▸ Dataset entries:

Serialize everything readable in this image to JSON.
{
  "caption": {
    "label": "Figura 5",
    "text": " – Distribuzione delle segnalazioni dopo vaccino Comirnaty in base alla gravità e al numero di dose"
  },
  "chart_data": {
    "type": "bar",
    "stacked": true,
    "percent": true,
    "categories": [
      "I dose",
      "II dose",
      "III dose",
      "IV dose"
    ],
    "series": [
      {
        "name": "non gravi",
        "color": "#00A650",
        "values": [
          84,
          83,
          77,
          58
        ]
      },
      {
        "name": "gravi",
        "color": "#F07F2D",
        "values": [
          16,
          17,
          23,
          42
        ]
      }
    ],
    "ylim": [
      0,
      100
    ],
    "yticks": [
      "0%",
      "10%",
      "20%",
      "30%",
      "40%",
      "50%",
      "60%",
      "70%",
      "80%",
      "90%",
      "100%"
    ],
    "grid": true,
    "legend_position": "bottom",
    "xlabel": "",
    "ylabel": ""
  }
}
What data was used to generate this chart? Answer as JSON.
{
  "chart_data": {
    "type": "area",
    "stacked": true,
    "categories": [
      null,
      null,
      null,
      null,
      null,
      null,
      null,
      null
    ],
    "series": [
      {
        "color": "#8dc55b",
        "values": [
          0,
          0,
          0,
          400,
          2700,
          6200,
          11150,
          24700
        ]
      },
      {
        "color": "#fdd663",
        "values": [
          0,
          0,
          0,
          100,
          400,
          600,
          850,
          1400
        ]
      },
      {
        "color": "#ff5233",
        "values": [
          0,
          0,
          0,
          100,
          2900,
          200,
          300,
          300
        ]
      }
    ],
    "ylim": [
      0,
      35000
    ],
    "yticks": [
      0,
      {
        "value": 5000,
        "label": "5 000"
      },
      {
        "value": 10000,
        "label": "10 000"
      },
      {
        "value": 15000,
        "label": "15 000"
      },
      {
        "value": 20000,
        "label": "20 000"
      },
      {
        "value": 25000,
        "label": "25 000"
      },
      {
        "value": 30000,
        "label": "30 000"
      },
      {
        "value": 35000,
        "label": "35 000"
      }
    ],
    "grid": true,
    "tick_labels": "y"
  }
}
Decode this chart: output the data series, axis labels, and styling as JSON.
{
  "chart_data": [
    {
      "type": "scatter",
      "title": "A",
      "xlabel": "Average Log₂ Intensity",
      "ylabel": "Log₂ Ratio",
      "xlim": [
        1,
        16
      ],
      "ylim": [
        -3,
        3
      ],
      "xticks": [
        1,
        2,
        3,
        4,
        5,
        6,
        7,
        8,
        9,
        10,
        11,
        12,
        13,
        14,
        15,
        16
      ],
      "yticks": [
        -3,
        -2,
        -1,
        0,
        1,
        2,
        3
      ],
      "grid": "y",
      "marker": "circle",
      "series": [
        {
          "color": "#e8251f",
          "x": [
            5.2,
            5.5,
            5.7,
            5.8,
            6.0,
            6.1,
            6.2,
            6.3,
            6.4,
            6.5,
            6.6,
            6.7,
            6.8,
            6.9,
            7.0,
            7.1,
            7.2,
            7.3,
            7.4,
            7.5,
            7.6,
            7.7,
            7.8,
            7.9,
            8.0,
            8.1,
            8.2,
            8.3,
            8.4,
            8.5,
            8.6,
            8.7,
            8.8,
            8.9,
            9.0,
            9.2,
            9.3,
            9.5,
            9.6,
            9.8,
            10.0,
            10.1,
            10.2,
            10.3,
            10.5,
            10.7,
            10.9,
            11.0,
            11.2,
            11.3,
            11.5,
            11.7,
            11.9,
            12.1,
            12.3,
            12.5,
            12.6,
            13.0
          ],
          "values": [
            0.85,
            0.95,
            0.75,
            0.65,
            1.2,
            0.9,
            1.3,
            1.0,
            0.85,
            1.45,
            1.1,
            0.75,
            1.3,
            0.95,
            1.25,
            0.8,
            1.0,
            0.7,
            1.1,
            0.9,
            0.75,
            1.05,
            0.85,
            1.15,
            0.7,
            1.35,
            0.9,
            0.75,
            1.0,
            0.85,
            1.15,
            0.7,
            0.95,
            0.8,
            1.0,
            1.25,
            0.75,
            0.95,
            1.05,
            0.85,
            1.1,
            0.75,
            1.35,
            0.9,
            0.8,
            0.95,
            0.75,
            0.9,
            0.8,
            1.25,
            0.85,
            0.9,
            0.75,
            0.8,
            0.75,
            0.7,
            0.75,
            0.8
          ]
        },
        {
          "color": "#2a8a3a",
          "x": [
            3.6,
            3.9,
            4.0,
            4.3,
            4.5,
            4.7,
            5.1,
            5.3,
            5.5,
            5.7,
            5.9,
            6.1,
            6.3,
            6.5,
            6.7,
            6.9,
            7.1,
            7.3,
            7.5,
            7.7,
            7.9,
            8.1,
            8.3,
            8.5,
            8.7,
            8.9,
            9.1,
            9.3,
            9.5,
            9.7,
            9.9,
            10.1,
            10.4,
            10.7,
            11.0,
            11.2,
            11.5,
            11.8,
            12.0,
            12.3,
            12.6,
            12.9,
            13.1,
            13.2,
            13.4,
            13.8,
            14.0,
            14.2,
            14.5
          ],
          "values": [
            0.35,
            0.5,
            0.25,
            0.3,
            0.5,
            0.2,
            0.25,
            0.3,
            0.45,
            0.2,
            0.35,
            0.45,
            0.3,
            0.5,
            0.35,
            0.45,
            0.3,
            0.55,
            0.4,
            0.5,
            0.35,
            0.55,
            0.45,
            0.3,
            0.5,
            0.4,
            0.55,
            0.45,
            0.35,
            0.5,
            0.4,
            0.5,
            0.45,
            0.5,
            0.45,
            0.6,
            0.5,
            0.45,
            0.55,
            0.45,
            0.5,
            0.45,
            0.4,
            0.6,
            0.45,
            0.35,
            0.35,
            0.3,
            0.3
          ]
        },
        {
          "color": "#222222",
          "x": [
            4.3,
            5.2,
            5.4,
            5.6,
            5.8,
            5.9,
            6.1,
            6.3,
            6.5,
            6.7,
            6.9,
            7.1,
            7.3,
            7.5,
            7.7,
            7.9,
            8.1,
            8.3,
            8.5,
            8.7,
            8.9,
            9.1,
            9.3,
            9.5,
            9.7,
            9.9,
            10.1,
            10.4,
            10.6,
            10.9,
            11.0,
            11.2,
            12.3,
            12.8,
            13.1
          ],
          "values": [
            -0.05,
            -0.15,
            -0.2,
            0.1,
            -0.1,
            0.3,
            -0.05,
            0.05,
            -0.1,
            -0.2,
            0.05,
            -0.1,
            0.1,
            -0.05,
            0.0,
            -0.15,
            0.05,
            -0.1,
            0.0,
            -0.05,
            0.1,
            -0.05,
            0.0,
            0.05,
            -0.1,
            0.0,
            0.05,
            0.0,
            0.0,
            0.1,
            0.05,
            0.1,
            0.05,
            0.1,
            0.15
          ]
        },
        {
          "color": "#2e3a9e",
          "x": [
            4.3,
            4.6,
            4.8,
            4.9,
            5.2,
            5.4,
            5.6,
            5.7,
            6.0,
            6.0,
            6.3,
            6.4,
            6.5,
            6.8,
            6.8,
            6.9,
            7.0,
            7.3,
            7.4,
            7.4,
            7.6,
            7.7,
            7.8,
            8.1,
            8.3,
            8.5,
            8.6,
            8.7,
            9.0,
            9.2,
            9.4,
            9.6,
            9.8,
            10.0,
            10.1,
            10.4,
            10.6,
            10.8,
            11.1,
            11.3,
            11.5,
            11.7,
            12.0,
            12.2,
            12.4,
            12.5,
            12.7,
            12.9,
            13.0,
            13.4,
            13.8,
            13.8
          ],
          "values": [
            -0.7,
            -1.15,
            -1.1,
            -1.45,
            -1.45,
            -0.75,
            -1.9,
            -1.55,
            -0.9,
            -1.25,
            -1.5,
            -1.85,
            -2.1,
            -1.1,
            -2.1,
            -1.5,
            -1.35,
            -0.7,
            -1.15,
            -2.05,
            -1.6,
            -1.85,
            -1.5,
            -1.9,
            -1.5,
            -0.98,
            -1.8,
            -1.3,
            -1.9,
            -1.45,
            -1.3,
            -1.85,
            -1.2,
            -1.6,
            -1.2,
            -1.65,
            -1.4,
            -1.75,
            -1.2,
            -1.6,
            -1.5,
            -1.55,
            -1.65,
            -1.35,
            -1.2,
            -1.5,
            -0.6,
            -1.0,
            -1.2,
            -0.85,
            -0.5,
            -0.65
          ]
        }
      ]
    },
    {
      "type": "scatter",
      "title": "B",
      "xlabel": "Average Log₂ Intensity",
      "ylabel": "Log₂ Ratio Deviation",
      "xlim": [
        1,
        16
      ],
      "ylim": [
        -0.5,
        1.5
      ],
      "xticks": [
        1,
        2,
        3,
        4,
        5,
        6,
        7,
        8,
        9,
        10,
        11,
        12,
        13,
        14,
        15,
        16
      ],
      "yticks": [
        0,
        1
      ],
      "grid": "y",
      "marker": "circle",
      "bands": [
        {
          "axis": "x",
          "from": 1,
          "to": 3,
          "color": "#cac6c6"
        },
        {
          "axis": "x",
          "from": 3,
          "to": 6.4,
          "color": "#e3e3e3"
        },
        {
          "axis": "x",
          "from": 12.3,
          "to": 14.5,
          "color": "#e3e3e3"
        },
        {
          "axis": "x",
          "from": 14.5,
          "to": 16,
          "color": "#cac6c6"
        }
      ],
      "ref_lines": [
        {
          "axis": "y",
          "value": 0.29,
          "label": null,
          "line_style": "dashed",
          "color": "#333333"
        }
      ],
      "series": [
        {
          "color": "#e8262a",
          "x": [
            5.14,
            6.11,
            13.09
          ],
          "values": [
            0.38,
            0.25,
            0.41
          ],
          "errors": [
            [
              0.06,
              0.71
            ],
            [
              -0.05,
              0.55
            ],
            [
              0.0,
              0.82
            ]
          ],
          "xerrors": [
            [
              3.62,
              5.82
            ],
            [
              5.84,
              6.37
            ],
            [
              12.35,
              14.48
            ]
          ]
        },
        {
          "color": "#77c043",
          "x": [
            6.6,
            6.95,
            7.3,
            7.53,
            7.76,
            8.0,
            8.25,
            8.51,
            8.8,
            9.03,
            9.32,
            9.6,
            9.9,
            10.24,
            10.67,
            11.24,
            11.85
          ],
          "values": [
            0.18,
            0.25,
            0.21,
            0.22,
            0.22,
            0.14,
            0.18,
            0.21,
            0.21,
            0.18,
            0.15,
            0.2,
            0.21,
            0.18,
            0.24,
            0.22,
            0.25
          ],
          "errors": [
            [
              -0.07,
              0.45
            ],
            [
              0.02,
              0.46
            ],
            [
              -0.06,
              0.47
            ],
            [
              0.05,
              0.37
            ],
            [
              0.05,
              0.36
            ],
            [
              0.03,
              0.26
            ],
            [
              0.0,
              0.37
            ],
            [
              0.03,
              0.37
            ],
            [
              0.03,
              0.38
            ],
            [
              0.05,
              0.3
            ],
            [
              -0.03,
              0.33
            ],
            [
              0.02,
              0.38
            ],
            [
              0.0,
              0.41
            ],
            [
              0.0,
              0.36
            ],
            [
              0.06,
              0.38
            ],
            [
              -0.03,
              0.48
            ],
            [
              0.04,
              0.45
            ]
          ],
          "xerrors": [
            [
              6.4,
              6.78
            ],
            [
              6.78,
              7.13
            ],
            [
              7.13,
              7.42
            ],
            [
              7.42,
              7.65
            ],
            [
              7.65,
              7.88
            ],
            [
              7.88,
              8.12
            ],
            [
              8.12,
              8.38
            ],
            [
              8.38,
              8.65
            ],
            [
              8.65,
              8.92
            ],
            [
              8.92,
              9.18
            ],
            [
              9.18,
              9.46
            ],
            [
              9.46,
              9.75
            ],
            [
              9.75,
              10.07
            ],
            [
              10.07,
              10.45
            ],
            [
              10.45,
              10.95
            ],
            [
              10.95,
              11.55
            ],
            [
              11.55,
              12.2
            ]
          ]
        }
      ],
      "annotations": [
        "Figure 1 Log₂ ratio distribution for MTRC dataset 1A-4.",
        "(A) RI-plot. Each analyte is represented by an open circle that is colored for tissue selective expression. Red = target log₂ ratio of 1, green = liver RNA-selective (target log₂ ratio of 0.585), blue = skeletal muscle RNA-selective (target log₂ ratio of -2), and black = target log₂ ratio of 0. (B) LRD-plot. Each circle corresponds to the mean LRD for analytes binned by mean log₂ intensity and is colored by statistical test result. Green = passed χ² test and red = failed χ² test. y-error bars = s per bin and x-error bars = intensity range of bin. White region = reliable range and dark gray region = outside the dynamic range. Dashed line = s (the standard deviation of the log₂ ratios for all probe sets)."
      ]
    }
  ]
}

▸ Exercise requirements: Gather each line of the records holding the string "dose".

▸ Result:
    "text": " – Distribuzione delle segnalazioni dopo vaccino Comirnaty in base alla gravità e al numero di dose"
      "I dose",
      "II dose",
      "III dose",
      "IV dose"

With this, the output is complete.